===== EXTRACTED ENTRIES =====
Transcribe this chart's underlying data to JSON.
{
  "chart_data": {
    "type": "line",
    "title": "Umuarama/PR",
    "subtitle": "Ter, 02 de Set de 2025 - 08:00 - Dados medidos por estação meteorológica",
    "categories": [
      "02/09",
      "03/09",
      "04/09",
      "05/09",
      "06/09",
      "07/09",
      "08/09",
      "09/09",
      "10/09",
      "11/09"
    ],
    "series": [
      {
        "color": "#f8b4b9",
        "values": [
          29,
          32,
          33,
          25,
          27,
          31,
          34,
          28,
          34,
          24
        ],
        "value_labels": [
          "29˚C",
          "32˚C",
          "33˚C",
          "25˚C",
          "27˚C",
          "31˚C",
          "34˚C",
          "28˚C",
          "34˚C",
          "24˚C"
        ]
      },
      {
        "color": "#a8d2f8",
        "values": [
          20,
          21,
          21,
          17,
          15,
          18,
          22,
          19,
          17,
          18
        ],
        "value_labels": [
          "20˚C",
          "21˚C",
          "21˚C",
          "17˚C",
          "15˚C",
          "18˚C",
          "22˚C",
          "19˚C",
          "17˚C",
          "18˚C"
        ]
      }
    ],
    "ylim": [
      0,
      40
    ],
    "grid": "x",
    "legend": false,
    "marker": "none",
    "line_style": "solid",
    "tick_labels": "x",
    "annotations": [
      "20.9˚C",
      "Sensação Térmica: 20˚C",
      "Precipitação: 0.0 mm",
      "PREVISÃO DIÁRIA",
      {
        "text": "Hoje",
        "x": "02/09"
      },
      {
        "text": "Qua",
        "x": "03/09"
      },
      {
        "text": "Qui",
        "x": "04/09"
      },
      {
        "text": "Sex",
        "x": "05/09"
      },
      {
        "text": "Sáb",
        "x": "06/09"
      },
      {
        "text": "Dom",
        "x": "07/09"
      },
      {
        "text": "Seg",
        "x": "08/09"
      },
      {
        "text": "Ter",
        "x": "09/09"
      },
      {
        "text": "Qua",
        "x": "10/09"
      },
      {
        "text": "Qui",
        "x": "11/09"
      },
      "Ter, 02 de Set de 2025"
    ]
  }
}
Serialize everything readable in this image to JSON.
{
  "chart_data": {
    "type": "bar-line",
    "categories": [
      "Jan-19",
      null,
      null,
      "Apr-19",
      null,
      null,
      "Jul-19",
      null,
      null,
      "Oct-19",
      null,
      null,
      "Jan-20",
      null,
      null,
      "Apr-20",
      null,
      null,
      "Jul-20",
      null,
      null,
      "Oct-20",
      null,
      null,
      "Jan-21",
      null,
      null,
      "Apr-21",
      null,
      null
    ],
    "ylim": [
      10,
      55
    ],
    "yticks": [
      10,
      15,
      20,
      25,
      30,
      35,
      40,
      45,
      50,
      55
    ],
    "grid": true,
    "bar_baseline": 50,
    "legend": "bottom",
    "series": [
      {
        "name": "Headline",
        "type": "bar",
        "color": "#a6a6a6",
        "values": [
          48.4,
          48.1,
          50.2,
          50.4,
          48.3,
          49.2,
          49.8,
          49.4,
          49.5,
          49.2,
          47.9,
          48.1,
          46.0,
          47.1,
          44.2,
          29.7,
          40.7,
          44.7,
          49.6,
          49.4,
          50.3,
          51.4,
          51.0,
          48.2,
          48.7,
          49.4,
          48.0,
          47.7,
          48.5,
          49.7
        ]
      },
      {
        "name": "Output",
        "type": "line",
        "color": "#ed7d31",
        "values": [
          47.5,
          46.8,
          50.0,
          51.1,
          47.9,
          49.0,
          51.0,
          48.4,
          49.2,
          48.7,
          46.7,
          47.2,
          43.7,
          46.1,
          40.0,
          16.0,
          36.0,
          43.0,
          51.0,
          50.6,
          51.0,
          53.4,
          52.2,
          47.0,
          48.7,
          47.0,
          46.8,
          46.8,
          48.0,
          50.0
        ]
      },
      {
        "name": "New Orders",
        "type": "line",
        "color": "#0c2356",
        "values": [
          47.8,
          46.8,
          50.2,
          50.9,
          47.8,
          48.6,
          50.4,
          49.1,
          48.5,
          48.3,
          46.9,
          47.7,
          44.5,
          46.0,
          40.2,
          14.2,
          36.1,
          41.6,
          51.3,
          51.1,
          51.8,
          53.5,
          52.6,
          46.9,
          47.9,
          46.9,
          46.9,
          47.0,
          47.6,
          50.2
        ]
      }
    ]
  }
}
=====
### TASK PROMPT
Counting only lines of the data above that hold "this", report the total and nothing else.

### EXPECTED ANSWER
2